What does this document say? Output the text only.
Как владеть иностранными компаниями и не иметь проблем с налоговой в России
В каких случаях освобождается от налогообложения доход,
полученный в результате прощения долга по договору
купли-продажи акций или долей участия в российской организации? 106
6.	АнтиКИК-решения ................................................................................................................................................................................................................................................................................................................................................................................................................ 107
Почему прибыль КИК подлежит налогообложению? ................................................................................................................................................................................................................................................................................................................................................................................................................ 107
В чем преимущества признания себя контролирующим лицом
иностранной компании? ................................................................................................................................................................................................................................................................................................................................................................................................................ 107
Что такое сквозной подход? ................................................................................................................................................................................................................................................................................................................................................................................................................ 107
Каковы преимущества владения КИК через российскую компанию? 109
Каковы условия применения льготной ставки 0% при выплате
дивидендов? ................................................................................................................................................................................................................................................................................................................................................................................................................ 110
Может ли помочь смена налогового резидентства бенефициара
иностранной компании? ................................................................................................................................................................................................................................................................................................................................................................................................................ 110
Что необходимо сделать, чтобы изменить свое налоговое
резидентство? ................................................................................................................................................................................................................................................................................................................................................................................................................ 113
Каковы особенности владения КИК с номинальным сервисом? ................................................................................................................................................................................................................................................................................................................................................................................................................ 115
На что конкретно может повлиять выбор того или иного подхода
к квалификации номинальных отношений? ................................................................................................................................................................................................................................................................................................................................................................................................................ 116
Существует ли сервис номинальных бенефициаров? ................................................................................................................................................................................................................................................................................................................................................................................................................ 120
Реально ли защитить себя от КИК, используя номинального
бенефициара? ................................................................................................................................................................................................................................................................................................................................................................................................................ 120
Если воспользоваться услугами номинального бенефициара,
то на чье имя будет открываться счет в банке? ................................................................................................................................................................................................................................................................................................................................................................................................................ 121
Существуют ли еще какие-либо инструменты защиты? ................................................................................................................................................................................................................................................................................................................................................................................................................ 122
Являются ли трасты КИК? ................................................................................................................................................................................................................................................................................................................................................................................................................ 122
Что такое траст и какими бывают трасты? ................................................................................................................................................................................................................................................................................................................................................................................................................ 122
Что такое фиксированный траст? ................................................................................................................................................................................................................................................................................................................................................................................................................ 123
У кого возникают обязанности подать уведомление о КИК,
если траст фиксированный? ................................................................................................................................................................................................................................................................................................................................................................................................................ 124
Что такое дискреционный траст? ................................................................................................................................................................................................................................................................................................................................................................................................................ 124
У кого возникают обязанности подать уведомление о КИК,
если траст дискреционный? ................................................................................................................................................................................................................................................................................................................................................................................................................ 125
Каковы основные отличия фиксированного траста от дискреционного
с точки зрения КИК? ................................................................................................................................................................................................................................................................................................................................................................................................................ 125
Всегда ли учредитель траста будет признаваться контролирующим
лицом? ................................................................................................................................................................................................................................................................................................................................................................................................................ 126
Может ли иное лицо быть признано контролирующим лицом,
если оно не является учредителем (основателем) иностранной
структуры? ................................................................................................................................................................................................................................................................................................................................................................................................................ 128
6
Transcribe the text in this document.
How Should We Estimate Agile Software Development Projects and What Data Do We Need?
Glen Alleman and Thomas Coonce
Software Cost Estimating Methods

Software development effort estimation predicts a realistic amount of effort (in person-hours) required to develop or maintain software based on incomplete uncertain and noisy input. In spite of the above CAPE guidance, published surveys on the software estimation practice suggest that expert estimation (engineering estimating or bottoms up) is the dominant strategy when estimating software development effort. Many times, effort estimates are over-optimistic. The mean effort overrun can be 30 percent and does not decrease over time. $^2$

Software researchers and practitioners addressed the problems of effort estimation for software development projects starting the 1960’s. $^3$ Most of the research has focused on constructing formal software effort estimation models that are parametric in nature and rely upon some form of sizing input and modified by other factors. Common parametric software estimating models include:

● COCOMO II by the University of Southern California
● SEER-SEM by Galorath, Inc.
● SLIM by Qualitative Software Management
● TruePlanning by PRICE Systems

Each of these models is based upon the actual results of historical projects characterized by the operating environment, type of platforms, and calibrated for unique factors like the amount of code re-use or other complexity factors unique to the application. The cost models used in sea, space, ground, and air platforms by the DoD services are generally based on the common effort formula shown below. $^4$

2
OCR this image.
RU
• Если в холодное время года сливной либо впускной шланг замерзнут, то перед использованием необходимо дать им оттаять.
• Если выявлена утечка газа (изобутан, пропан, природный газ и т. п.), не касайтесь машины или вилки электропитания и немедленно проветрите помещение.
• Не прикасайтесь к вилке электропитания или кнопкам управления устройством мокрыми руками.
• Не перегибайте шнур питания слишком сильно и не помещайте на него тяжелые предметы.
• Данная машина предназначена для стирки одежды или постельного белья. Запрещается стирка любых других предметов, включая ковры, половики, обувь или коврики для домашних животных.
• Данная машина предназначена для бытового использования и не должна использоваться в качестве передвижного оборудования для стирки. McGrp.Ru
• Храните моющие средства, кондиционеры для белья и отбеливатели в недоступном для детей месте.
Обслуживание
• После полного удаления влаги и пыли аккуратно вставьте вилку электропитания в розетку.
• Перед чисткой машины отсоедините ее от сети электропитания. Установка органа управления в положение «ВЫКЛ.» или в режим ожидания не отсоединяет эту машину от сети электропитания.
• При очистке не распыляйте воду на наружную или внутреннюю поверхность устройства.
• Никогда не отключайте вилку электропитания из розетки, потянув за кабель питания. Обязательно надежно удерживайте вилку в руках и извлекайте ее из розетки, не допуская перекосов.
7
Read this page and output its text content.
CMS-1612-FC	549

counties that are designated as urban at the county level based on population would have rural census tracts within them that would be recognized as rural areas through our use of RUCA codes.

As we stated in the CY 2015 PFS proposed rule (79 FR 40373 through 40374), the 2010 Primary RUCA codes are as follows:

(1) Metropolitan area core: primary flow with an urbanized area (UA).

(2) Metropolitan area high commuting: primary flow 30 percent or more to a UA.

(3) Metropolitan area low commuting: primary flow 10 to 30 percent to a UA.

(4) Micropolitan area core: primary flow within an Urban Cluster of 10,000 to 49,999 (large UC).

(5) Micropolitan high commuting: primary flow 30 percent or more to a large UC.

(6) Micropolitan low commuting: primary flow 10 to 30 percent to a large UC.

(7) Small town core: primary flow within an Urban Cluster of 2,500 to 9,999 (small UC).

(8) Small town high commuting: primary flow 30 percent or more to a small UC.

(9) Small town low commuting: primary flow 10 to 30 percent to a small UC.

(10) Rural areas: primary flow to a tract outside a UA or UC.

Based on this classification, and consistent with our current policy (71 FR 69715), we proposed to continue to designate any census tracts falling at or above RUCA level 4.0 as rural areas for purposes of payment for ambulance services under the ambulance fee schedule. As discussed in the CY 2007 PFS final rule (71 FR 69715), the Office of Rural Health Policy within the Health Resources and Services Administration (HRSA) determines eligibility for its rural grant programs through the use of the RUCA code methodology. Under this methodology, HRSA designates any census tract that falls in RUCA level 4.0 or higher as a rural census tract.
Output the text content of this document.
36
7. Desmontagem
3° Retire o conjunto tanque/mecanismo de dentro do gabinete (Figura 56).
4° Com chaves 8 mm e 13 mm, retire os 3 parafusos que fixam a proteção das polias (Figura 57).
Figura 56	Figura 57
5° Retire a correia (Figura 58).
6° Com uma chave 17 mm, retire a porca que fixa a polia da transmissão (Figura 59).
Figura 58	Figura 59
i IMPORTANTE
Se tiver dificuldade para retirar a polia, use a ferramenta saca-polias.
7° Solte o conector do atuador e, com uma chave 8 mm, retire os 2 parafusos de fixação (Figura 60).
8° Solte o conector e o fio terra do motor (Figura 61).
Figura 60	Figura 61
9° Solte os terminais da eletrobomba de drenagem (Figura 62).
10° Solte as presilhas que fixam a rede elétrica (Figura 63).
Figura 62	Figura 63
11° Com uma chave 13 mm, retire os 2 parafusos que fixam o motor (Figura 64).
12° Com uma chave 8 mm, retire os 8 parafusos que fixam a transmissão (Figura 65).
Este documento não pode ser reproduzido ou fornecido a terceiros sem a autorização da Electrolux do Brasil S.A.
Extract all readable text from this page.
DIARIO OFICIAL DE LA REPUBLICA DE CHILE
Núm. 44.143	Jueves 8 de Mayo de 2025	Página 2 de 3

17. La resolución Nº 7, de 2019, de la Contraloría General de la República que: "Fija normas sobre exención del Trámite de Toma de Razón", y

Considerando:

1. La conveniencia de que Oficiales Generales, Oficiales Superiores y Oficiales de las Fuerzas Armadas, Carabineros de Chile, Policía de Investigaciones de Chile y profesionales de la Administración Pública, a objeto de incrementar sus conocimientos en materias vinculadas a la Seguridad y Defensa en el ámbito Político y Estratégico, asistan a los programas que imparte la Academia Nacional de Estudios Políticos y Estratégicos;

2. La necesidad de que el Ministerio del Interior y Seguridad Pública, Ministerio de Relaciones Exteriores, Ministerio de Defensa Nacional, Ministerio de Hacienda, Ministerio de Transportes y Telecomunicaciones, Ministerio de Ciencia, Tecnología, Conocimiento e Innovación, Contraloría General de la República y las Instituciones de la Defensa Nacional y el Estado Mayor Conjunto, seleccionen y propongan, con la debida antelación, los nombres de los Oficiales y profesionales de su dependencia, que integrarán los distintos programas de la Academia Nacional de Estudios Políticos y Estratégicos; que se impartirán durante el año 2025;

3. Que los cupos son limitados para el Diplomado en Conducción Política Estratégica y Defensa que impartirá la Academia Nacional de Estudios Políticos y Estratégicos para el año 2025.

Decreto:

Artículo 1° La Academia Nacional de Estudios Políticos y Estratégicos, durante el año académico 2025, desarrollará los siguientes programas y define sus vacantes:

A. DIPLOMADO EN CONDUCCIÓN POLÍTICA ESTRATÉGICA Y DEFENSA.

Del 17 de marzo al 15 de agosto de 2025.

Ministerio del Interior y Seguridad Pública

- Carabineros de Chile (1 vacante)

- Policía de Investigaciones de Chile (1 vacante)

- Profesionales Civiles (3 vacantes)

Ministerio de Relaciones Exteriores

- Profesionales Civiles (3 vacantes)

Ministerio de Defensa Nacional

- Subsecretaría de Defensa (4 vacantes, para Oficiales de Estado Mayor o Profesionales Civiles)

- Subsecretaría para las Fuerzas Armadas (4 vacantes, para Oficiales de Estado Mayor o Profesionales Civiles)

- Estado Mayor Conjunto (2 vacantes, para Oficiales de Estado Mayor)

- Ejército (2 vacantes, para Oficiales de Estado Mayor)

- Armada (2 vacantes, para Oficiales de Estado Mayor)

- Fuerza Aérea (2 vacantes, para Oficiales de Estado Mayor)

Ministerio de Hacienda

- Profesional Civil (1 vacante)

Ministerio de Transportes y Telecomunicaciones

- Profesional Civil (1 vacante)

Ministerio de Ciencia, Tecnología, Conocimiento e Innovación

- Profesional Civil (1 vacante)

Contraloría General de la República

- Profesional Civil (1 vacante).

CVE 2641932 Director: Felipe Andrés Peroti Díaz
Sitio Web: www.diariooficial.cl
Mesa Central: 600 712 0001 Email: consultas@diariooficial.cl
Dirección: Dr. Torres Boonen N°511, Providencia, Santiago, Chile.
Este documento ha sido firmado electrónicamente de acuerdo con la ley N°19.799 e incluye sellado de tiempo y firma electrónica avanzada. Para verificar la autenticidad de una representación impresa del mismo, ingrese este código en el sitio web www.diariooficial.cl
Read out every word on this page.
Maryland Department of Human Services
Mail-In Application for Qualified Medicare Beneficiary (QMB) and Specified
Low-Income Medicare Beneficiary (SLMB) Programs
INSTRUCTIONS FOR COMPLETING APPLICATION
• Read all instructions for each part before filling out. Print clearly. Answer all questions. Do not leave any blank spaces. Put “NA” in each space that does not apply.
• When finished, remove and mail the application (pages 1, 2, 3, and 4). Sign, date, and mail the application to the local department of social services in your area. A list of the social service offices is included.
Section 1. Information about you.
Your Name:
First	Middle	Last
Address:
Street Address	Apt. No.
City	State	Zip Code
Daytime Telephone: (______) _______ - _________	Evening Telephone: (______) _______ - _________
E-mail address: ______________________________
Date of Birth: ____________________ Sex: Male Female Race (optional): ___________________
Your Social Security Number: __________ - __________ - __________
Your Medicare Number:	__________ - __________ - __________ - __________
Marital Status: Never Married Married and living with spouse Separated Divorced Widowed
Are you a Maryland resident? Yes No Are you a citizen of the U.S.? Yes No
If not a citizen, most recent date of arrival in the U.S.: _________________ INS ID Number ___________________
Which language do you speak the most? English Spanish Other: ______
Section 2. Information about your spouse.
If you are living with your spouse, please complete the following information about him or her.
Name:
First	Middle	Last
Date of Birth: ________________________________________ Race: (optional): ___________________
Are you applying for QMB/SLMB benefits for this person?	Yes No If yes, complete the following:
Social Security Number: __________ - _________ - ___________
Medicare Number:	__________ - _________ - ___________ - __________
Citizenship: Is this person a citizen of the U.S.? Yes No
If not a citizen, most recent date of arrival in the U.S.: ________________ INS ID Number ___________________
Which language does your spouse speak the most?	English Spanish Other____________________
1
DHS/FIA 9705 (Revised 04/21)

**GOAL OF THE EXERCISE**
Among the records above, find each line holding the string "машины" and pull it out.

**COMPLETED TASK**
• Если выявлена утечка газа (изобутан, пропан, природный газ и т. п.), не касайтесь машины или вилки электропитания и немедленно проветрите помещение.
• Перед чисткой машины отсоедините ее от сети электропитания. Установка органа управления в положение «ВЫКЛ.» или в режим ожидания не отсоединяет эту машину от сети электропитания.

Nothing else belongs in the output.